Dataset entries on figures
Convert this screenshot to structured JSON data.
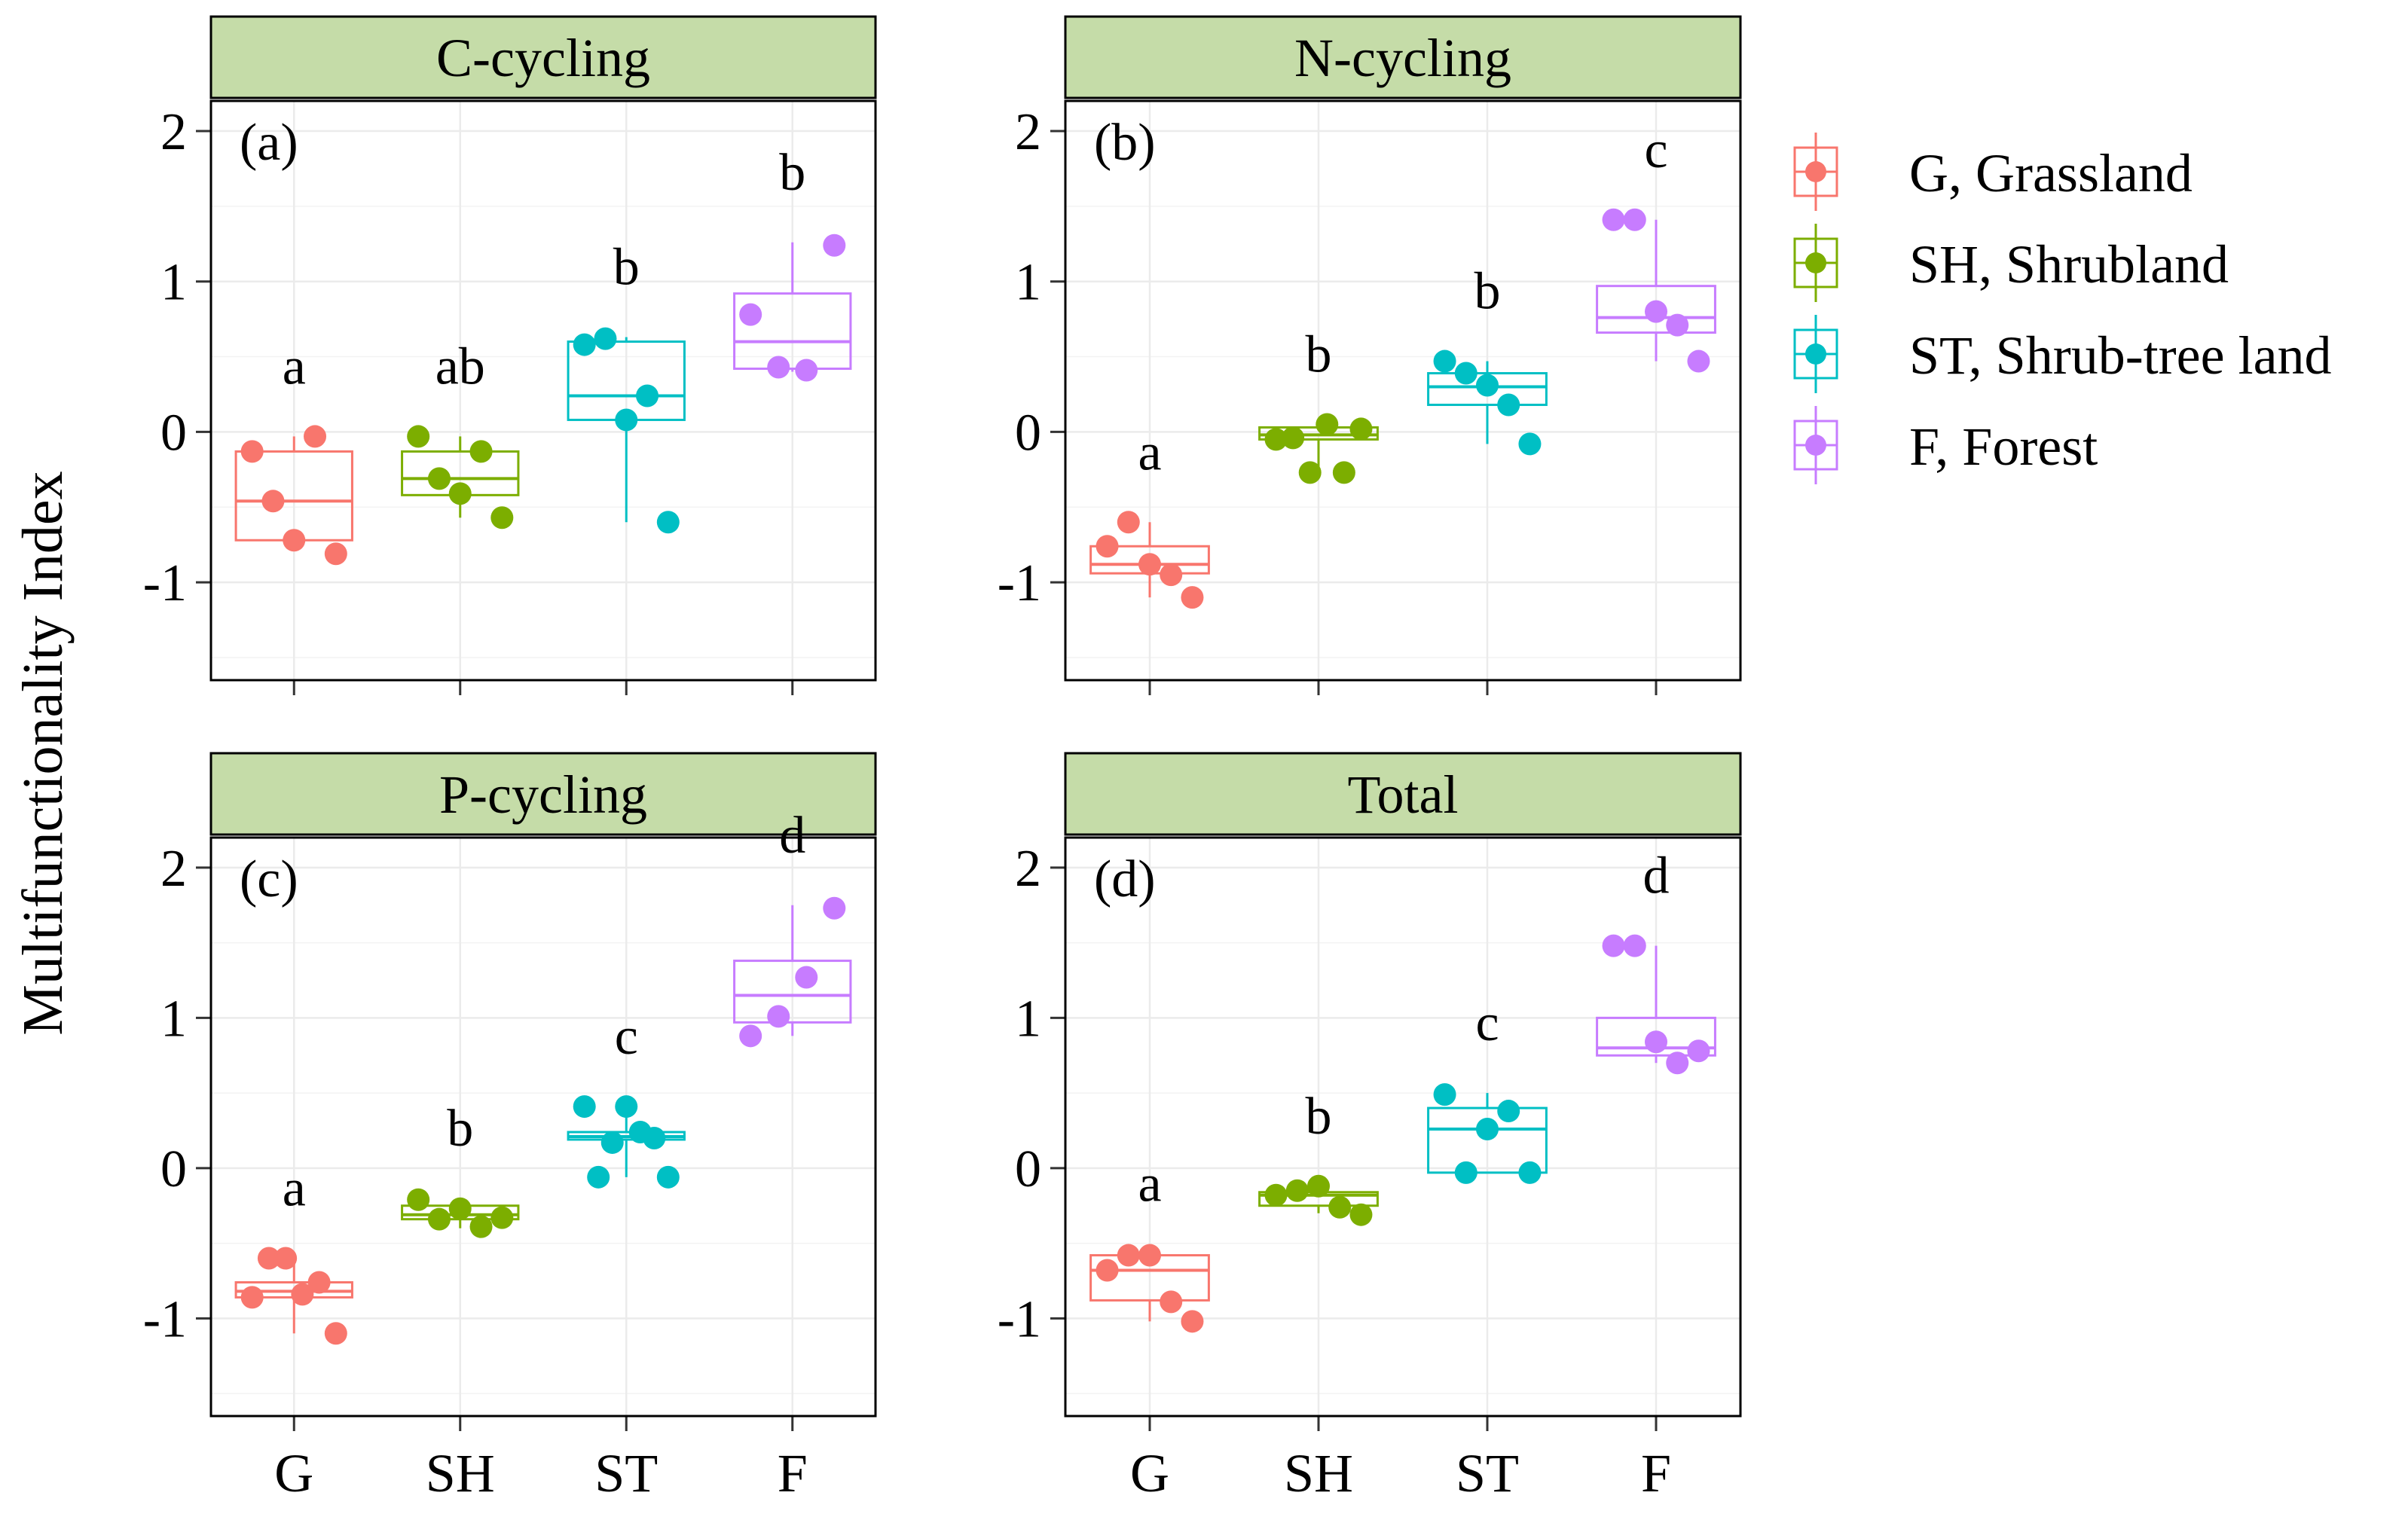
{
  "chart_data": {
    "type": "box",
    "ylabel": "Multifunctionality Index",
    "categories": [
      "G",
      "SH",
      "ST",
      "F"
    ],
    "ylim": [
      -1.65,
      2.2
    ],
    "yticks": [
      -1,
      0,
      1,
      2
    ],
    "grid": true,
    "legend": {
      "position": "right",
      "entries": [
        {
          "key": "G",
          "label": "G, Grassland",
          "color": "#F8766D"
        },
        {
          "key": "SH",
          "label": "SH, Shrubland",
          "color": "#7CAE00"
        },
        {
          "key": "ST",
          "label": "ST, Shrub-tree land",
          "color": "#00BFC4"
        },
        {
          "key": "F",
          "label": "F, Forest",
          "color": "#C77CFF"
        }
      ]
    },
    "panels": [
      {
        "title": "C-cycling",
        "tag": "(a)",
        "groups": [
          {
            "category": "G",
            "letter": "a",
            "box": {
              "min": -0.75,
              "q1": -0.72,
              "median": -0.46,
              "q3": -0.13,
              "max": -0.03
            },
            "points": [
              -0.13,
              -0.46,
              -0.72,
              -0.03,
              -0.81
            ]
          },
          {
            "category": "SH",
            "letter": "ab",
            "box": {
              "min": -0.57,
              "q1": -0.42,
              "median": -0.31,
              "q3": -0.13,
              "max": -0.03
            },
            "points": [
              -0.03,
              -0.31,
              -0.41,
              -0.13,
              -0.57
            ]
          },
          {
            "category": "ST",
            "letter": "b",
            "box": {
              "min": -0.6,
              "q1": 0.08,
              "median": 0.24,
              "q3": 0.6,
              "max": 0.63
            },
            "points": [
              0.58,
              0.62,
              0.08,
              0.24,
              -0.6
            ]
          },
          {
            "category": "F",
            "letter": "b",
            "box": {
              "min": 0.4,
              "q1": 0.42,
              "median": 0.6,
              "q3": 0.92,
              "max": 1.26
            },
            "points": [
              0.78,
              0.43,
              0.41,
              1.24
            ]
          }
        ]
      },
      {
        "title": "N-cycling",
        "tag": "(b)",
        "groups": [
          {
            "category": "G",
            "letter": "a",
            "box": {
              "min": -1.1,
              "q1": -0.94,
              "median": -0.88,
              "q3": -0.76,
              "max": -0.6
            },
            "points": [
              -0.76,
              -0.6,
              -0.88,
              -0.95,
              -1.1
            ]
          },
          {
            "category": "SH",
            "letter": "b",
            "box": {
              "min": -0.27,
              "q1": -0.05,
              "median": -0.02,
              "q3": 0.03,
              "max": 0.05
            },
            "points": [
              -0.05,
              -0.04,
              -0.27,
              0.05,
              -0.27,
              0.02
            ]
          },
          {
            "category": "ST",
            "letter": "b",
            "box": {
              "min": -0.08,
              "q1": 0.18,
              "median": 0.3,
              "q3": 0.39,
              "max": 0.47
            },
            "points": [
              0.47,
              0.39,
              0.31,
              0.18,
              -0.08
            ]
          },
          {
            "category": "F",
            "letter": "c",
            "box": {
              "min": 0.47,
              "q1": 0.66,
              "median": 0.76,
              "q3": 0.97,
              "max": 1.41
            },
            "points": [
              1.41,
              1.41,
              0.8,
              0.71,
              0.47
            ]
          }
        ]
      },
      {
        "title": "P-cycling",
        "tag": "(c)",
        "groups": [
          {
            "category": "G",
            "letter": "a",
            "box": {
              "min": -1.1,
              "q1": -0.86,
              "median": -0.82,
              "q3": -0.76,
              "max": -0.6
            },
            "points": [
              -0.86,
              -0.6,
              -0.6,
              -0.84,
              -0.76,
              -1.1
            ]
          },
          {
            "category": "SH",
            "letter": "b",
            "box": {
              "min": -0.4,
              "q1": -0.34,
              "median": -0.31,
              "q3": -0.25,
              "max": -0.2
            },
            "points": [
              -0.21,
              -0.34,
              -0.27,
              -0.39,
              -0.33
            ]
          },
          {
            "category": "ST",
            "letter": "c",
            "box": {
              "min": -0.06,
              "q1": 0.19,
              "median": 0.21,
              "q3": 0.24,
              "max": 0.41
            },
            "points": [
              0.41,
              -0.06,
              0.17,
              0.41,
              0.24,
              0.2,
              -0.06
            ]
          },
          {
            "category": "F",
            "letter": "d",
            "box": {
              "min": 0.88,
              "q1": 0.97,
              "median": 1.15,
              "q3": 1.38,
              "max": 1.75
            },
            "points": [
              0.88,
              1.01,
              1.27,
              1.73
            ]
          }
        ]
      },
      {
        "title": "Total",
        "tag": "(d)",
        "groups": [
          {
            "category": "G",
            "letter": "a",
            "box": {
              "min": -1.02,
              "q1": -0.88,
              "median": -0.68,
              "q3": -0.58,
              "max": -0.57
            },
            "points": [
              -0.68,
              -0.58,
              -0.58,
              -0.89,
              -1.02
            ]
          },
          {
            "category": "SH",
            "letter": "b",
            "box": {
              "min": -0.3,
              "q1": -0.25,
              "median": -0.18,
              "q3": -0.16,
              "max": -0.12
            },
            "points": [
              -0.18,
              -0.15,
              -0.12,
              -0.26,
              -0.31
            ]
          },
          {
            "category": "ST",
            "letter": "c",
            "box": {
              "min": -0.03,
              "q1": -0.03,
              "median": 0.26,
              "q3": 0.4,
              "max": 0.5
            },
            "points": [
              0.49,
              -0.03,
              0.26,
              0.38,
              -0.03
            ]
          },
          {
            "category": "F",
            "letter": "d",
            "box": {
              "min": 0.7,
              "q1": 0.75,
              "median": 0.8,
              "q3": 1.0,
              "max": 1.48
            },
            "points": [
              1.48,
              1.48,
              0.84,
              0.7,
              0.78
            ]
          }
        ]
      }
    ]
  }
}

Requirements. Print each entry shown above with exact wording and no pictures.

The response.
Convert this screenshot to structured JSON data.
{
  "chart_data": {
    "type": "box",
    "ylabel": "Multifunctionality Index",
    "categories": [
      "G",
      "SH",
      "ST",
      "F"
    ],
    "ylim": [
      -1.65,
      2.2
    ],
    "yticks": [
      -1,
      0,
      1,
      2
    ],
    "grid": true,
    "legend": {
      "position": "right",
      "entries": [
        {
          "key": "G",
          "label": "G, Grassland",
          "color": "#F8766D"
        },
        {
          "key": "SH",
          "label": "SH, Shrubland",
          "color": "#7CAE00"
        },
        {
          "key": "ST",
          "label": "ST, Shrub-tree land",
          "color": "#00BFC4"
        },
        {
          "key": "F",
          "label": "F, Forest",
          "color": "#C77CFF"
        }
      ]
    },
    "panels": [
      {
        "title": "C-cycling",
        "tag": "(a)",
        "groups": [
          {
            "category": "G",
            "letter": "a",
            "box": {
              "min": -0.75,
              "q1": -0.72,
              "median": -0.46,
              "q3": -0.13,
              "max": -0.03
            },
            "points": [
              -0.13,
              -0.46,
              -0.72,
              -0.03,
              -0.81
            ]
          },
          {
            "category": "SH",
            "letter": "ab",
            "box": {
              "min": -0.57,
              "q1": -0.42,
              "median": -0.31,
              "q3": -0.13,
              "max": -0.03
            },
            "points": [
              -0.03,
              -0.31,
              -0.41,
              -0.13,
              -0.57
            ]
          },
          {
            "category": "ST",
            "letter": "b",
            "box": {
              "min": -0.6,
              "q1": 0.08,
              "median": 0.24,
              "q3": 0.6,
              "max": 0.63
            },
            "points": [
              0.58,
              0.62,
              0.08,
              0.24,
              -0.6
            ]
          },
          {
            "category": "F",
            "letter": "b",
            "box": {
              "min": 0.4,
              "q1": 0.42,
              "median": 0.6,
              "q3": 0.92,
              "max": 1.26
            },
            "points": [
              0.78,
              0.43,
              0.41,
              1.24
            ]
          }
        ]
      },
      {
        "title": "N-cycling",
        "tag": "(b)",
        "groups": [
          {
            "category": "G",
            "letter": "a",
            "box": {
              "min": -1.1,
              "q1": -0.94,
              "median": -0.88,
              "q3": -0.76,
              "max": -0.6
            },
            "points": [
              -0.76,
              -0.6,
              -0.88,
              -0.95,
              -1.1
            ]
          },
          {
            "category": "SH",
            "letter": "b",
            "box": {
              "min": -0.27,
              "q1": -0.05,
              "median": -0.02,
              "q3": 0.03,
              "max": 0.05
            },
            "points": [
              -0.05,
              -0.04,
              -0.27,
              0.05,
              -0.27,
              0.02
            ]
          },
          {
            "category": "ST",
            "letter": "b",
            "box": {
              "min": -0.08,
              "q1": 0.18,
              "median": 0.3,
              "q3": 0.39,
              "max": 0.47
            },
            "points": [
              0.47,
              0.39,
              0.31,
              0.18,
              -0.08
            ]
          },
          {
            "category": "F",
            "letter": "c",
            "box": {
              "min": 0.47,
              "q1": 0.66,
              "median": 0.76,
              "q3": 0.97,
              "max": 1.41
            },
            "points": [
              1.41,
              1.41,
              0.8,
              0.71,
              0.47
            ]
          }
        ]
      },
      {
        "title": "P-cycling",
        "tag": "(c)",
        "groups": [
          {
            "category": "G",
            "letter": "a",
            "box": {
              "min": -1.1,
              "q1": -0.86,
              "median": -0.82,
              "q3": -0.76,
              "max": -0.6
            },
            "points": [
              -0.86,
              -0.6,
              -0.6,
              -0.84,
              -0.76,
              -1.1
            ]
          },
          {
            "category": "SH",
            "letter": "b",
            "box": {
              "min": -0.4,
              "q1": -0.34,
              "median": -0.31,
              "q3": -0.25,
              "max": -0.2
            },
            "points": [
              -0.21,
              -0.34,
              -0.27,
              -0.39,
              -0.33
            ]
          },
          {
            "category": "ST",
            "letter": "c",
            "box": {
              "min": -0.06,
              "q1": 0.19,
              "median": 0.21,
              "q3": 0.24,
              "max": 0.41
            },
            "points": [
              0.41,
              -0.06,
              0.17,
              0.41,
              0.24,
              0.2,
              -0.06
            ]
          },
          {
            "category": "F",
            "letter": "d",
            "box": {
              "min": 0.88,
              "q1": 0.97,
              "median": 1.15,
              "q3": 1.38,
              "max": 1.75
            },
            "points": [
              0.88,
              1.01,
              1.27,
              1.73
            ]
          }
        ]
      },
      {
        "title": "Total",
        "tag": "(d)",
        "groups": [
          {
            "category": "G",
            "letter": "a",
            "box": {
              "min": -1.02,
              "q1": -0.88,
              "median": -0.68,
              "q3": -0.58,
              "max": -0.57
            },
            "points": [
              -0.68,
              -0.58,
              -0.58,
              -0.89,
              -1.02
            ]
          },
          {
            "category": "SH",
            "letter": "b",
            "box": {
              "min": -0.3,
              "q1": -0.25,
              "median": -0.18,
              "q3": -0.16,
              "max": -0.12
            },
            "points": [
              -0.18,
              -0.15,
              -0.12,
              -0.26,
              -0.31
            ]
          },
          {
            "category": "ST",
            "letter": "c",
            "box": {
              "min": -0.03,
              "q1": -0.03,
              "median": 0.26,
              "q3": 0.4,
              "max": 0.5
            },
            "points": [
              0.49,
              -0.03,
              0.26,
              0.38,
              -0.03
            ]
          },
          {
            "category": "F",
            "letter": "d",
            "box": {
              "min": 0.7,
              "q1": 0.75,
              "median": 0.8,
              "q3": 1.0,
              "max": 1.48
            },
            "points": [
              1.48,
              1.48,
              0.84,
              0.7,
              0.78
            ]
          }
        ]
      }
    ]
  }
}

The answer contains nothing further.